Risk Factors Associated With Chronic Liver Enzyme Elevation in Persons With HIV Without Hepatitis B or C Coinfection in the Combination Antiretroviral Therapy Era.

BACKGROUND

As morbidity due to viral coinfections declines among HIV-infected persons, changes in liver-related morbidity are anticipated. We examined data from the US Military HIV Natural History Study (NHS), a cohort of military beneficiaries, to evaluate incidence and risk factors associated with chronic liver enzyme elevation (cLEE) in HIV-monoinfected patients in the combination antiretroviral therapy (cART) era.

METHODS

Participants who were hepatitis B virus and hepatitis C virus seronegative with follow-up after 1996 were included. We defined chronic liver enzyme elevation (cLEE) as alanine aminotransferase elevations ≥1.25 times the upper limit of normal on at least 2 visits, for a duration of ≥6 months within 2 years. We used multivariate Cox proportional hazards models to examine risk factors for cLEE.

(Document understanding data)

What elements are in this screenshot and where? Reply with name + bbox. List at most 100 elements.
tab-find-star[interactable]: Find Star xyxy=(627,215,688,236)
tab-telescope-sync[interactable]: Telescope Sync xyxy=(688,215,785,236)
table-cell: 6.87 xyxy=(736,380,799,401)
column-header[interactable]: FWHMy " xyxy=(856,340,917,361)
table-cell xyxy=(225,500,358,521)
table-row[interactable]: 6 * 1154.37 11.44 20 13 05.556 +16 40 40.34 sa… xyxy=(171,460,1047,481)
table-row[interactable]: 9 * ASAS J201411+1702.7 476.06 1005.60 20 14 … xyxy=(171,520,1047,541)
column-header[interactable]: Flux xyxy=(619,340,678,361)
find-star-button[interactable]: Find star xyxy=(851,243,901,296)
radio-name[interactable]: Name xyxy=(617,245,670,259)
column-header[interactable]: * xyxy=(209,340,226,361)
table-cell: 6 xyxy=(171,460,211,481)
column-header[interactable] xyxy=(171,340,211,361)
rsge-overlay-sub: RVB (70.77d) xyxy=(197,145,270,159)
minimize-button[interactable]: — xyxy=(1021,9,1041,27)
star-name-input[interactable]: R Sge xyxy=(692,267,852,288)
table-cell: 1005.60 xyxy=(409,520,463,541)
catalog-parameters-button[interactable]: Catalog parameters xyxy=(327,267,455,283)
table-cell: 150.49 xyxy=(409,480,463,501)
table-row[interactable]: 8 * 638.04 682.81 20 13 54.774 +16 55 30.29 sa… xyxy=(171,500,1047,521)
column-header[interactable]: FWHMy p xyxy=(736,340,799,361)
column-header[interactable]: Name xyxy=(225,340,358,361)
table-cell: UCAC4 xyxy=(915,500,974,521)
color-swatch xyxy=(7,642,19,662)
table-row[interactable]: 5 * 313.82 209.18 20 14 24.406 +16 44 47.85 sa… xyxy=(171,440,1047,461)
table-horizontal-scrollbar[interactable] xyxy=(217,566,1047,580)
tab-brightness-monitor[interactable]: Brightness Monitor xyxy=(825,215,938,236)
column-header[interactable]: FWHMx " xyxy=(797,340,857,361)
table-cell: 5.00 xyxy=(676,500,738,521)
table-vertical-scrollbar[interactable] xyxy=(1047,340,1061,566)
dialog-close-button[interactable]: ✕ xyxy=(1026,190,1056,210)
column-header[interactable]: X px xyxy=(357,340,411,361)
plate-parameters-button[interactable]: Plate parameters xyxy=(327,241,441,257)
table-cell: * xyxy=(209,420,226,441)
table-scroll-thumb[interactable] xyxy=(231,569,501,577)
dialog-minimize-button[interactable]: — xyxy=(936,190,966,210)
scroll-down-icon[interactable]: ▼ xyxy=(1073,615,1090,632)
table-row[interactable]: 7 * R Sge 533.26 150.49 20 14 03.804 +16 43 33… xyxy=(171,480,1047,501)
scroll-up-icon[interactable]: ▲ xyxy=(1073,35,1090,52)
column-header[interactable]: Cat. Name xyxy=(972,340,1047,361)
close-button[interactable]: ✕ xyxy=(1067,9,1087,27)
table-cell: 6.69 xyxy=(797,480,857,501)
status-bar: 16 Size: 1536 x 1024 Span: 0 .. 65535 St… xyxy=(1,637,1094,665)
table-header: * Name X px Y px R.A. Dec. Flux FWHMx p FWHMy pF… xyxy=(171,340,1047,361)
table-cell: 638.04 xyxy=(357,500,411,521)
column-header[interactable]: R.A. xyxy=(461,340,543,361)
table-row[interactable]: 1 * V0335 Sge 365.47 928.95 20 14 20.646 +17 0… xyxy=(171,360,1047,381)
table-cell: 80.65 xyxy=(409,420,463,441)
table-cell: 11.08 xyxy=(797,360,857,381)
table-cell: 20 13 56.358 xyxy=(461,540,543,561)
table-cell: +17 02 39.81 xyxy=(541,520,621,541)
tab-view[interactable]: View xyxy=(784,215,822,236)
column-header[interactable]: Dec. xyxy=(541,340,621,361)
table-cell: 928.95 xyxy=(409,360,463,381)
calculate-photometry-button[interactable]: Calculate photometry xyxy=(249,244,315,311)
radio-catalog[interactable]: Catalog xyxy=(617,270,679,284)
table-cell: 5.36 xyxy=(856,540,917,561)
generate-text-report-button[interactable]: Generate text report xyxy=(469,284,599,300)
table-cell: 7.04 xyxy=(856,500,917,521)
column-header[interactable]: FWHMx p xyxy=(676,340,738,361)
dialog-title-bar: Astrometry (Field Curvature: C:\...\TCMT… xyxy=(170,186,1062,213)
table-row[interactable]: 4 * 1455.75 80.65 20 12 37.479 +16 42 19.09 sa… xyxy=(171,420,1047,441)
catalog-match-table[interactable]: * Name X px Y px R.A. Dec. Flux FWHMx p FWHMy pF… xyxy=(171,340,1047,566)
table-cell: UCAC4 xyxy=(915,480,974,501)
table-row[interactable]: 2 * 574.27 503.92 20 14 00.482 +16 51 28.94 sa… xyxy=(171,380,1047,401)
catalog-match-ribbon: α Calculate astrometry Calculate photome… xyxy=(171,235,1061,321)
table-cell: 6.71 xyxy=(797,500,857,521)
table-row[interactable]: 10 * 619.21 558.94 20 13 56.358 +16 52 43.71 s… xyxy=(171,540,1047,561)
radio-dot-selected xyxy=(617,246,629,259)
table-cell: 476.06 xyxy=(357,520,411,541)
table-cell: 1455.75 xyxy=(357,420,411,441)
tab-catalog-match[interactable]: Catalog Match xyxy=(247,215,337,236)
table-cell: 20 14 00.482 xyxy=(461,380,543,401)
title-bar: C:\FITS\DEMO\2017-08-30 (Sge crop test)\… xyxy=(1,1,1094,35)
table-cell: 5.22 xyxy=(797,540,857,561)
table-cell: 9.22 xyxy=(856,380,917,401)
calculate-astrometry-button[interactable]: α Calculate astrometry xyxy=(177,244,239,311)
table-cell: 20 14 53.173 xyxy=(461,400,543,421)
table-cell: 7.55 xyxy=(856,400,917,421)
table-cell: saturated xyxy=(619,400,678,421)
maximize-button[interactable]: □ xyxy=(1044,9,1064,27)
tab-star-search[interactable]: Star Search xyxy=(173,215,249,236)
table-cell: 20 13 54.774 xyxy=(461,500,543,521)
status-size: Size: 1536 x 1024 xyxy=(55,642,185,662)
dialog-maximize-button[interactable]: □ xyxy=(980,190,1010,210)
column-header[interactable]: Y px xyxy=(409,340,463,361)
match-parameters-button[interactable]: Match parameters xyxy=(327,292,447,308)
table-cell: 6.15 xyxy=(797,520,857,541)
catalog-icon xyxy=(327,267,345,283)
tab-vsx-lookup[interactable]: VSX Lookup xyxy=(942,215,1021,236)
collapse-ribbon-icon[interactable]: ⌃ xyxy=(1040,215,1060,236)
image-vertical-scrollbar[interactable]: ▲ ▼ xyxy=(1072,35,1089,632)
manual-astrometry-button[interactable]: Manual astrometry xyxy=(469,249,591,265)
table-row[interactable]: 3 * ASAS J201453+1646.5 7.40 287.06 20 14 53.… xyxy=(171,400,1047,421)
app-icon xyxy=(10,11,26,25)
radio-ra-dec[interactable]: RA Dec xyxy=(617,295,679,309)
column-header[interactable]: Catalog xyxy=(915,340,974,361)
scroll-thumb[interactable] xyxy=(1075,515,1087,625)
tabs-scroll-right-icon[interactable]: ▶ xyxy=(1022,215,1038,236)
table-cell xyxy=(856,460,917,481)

▶ _EXERCISE INSTRUCTIONS_
(A) Transcribe the passage in the HIV liver enzyme abstract above from "As morbidity due" to "factors for cLEE.".
(B) In the HIV liver enzyme abstract above, what multiple of the upper limit of normal must alanine aminotransferase elevations reach to count toward chronic liver enzyme elevation?

▶ _ANSWER LIST_
(A)
As morbidity due to viral coinfections declines among HIV-infected persons, changes in liver-related morbidity are anticipated. We examined data from the US Military HIV Natural History Study (NHS), a cohort of military beneficiaries, to evaluate incidence and risk factors associated with chronic liver enzyme elevation (cLEE) in HIV-monoinfected patients in the combination antiretroviral therapy (cART) era.

METHODS

Participants who were hepatitis B virus and hepatitis C virus seronegative with follow-up after 1996 were included. We defined chronic liver enzyme elevation (cLEE) as alanine aminotransferase elevations ≥1.25 times the upper limit of normal on at least 2 visits, for a duration of ≥6 months within 2 years. We used multivariate Cox proportional hazards models to examine risk factors for cLEE.

(B) At least 1.25 times the upper limit of normal.